What to work on
Going through the material below, please gather all lines with the word "page" in them.
○ ○ ○
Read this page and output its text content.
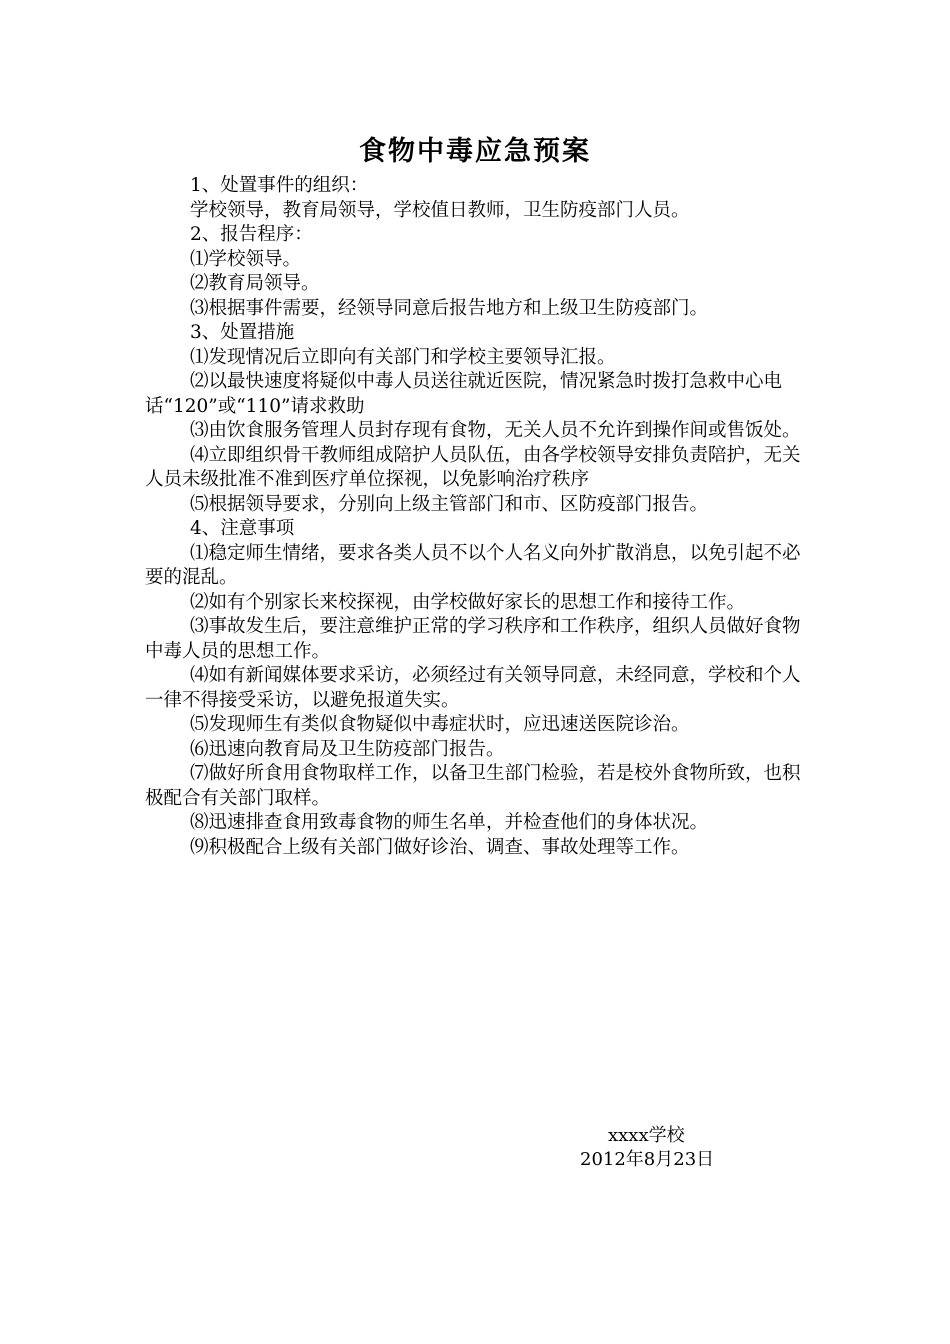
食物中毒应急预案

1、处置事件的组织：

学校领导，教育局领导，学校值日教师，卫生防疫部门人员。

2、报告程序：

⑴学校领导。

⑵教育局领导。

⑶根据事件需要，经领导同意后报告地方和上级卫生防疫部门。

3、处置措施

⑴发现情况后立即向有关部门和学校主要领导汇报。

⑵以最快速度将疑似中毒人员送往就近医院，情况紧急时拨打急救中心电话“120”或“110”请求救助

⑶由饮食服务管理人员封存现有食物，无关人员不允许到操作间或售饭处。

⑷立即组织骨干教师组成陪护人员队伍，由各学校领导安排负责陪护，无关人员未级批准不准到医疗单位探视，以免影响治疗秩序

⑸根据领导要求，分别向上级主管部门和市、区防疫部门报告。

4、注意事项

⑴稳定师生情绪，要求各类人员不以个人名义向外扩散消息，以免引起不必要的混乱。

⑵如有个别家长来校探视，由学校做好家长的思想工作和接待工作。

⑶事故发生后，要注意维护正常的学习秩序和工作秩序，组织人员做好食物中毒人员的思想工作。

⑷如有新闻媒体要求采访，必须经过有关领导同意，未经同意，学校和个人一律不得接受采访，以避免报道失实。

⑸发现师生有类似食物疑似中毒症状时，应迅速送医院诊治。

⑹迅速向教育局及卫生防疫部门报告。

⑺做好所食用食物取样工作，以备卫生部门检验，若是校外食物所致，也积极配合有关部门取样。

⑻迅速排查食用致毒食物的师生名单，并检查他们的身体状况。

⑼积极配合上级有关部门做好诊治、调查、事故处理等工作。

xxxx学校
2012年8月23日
○ ○ ○
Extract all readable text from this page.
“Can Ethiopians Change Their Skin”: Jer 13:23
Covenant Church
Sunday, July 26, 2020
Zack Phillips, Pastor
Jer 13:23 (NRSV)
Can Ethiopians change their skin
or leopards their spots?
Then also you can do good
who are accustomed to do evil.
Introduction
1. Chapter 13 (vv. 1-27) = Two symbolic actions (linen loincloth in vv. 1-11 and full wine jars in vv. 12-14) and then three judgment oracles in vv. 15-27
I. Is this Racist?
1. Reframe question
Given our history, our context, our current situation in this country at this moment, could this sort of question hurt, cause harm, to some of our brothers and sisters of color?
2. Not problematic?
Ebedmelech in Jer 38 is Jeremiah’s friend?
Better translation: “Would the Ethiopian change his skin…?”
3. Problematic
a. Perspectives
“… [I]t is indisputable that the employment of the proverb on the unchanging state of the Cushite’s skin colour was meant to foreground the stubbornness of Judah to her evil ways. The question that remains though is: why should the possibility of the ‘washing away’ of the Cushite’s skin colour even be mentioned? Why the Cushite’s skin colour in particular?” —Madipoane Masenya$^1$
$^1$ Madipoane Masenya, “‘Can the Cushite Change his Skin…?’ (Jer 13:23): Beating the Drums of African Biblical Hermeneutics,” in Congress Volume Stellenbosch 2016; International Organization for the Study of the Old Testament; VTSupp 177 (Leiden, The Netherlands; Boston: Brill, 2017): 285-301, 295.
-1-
○ ○ ○
Written reply
Read this page and output its text content.
Extract all readable text from this page.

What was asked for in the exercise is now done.